---------- Input material

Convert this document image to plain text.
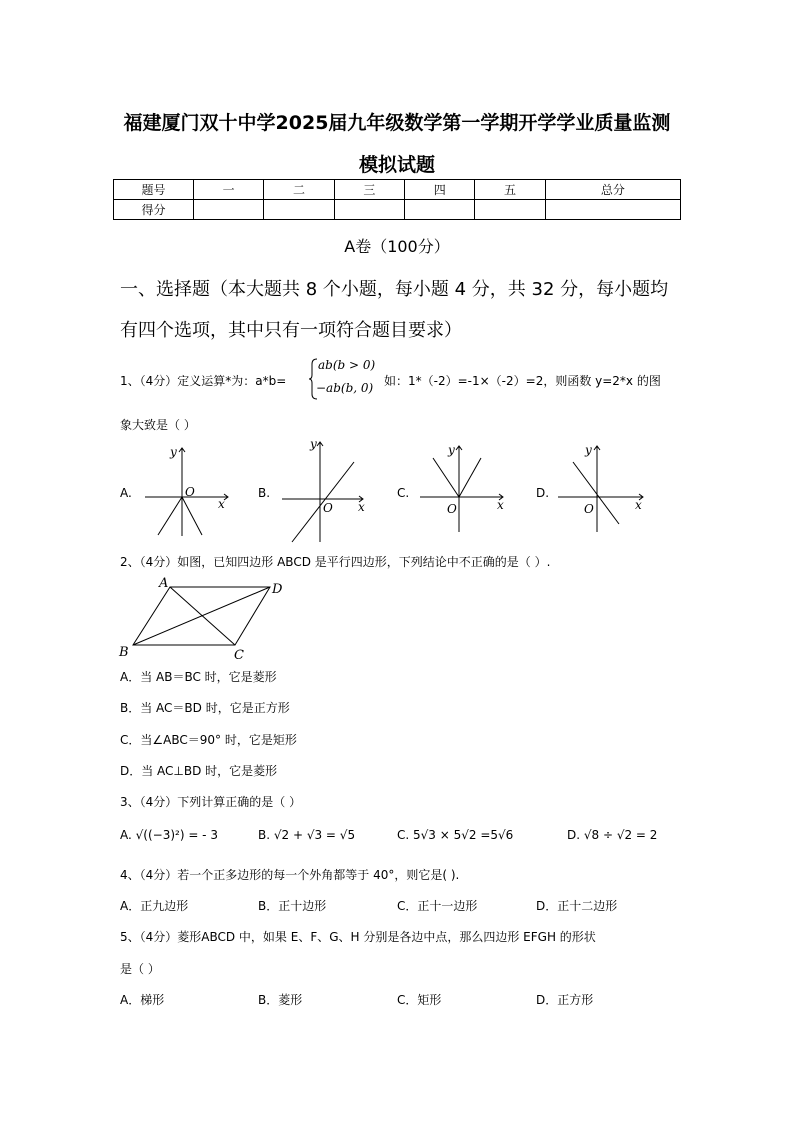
福建厦门双十中学2025届九年级数学第一学期开学学业质量监测
模拟试题
题号	一	二	三	四	五	总分
得分						
A卷（100分）
一、选择题（本大题共 8 个小题，每小题 4 分，共 32 分，每小题均
有四个选项，其中只有一项符合题目要求）
1、（4分）定义运算*为：a*b=
ab(b > 0)
−ab(b, 0) 如：1*（-2）=-1×（-2）=2，则函数 y=2*x 的图
象大致是（ ）
A.
y
O
x
B.
y
O x
C.
y
O	x
D.
y
O	x
2、（4分）如图，已知四边形 ABCD 是平行四边形，下列结论中不正确的是（ ）.
A	D
B	C
A．当 AB＝BC 时，它是菱形
B．当 AC＝BD 时，它是正方形
C．当∠ABC＝90° 时，它是矩形
D．当 AC⊥BD 时，它是菱形
3、（4分）下列计算正确的是（ ）
A. √((−3)²) = - 3	B. √2 + √3 = √5	C. 5√3 × 5√2 =5√6	D. √8 ÷ √2 = 2
4、（4分）若一个正多边形的每一个外角都等于 40°，则它是( ).
A．正九边形	B．正十边形	C．正十一边形	D．正十二边形
5、（4分）菱形ABCD 中，如果 E、F、G、H 分别是各边中点，那么四边形 EFGH 的形状
是（ ）
A．梯形	B．菱形	C．矩形	D．正方形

--------------------

Retype the records exactly. Any image in them should not appear in what you write.

Convert this document image to plain text.
福建厦门双十中学2025届九年级数学第一学期开学学业质量监测
模拟试题
题号	一	二	三	四	五	总分
得分						
A卷（100分）
一、选择题（本大题共 8 个小题，每小题 4 分，共 32 分，每小题均
有四个选项，其中只有一项符合题目要求）
1、（4分）定义运算*为：a*b=
ab(b > 0)
−ab(b, 0) 如：1*（-2）=-1×（-2）=2，则函数 y=2*x 的图
象大致是（ ）
A.
y
O
x
B.
y
O x
C.
y
O	x
D.
y
O	x
2、（4分）如图，已知四边形 ABCD 是平行四边形，下列结论中不正确的是（ ）.
A	D
B	C
A．当 AB＝BC 时，它是菱形
B．当 AC＝BD 时，它是正方形
C．当∠ABC＝90° 时，它是矩形
D．当 AC⊥BD 时，它是菱形
3、（4分）下列计算正确的是（ ）
A. √((−3)²) = - 3	B. √2 + √3 = √5	C. 5√3 × 5√2 =5√6	D. √8 ÷ √2 = 2
4、（4分）若一个正多边形的每一个外角都等于 40°，则它是( ).
A．正九边形	B．正十边形	C．正十一边形	D．正十二边形
5、（4分）菱形ABCD 中，如果 E、F、G、H 分别是各边中点，那么四边形 EFGH 的形状
是（ ）
A．梯形	B．菱形	C．矩形	D．正方形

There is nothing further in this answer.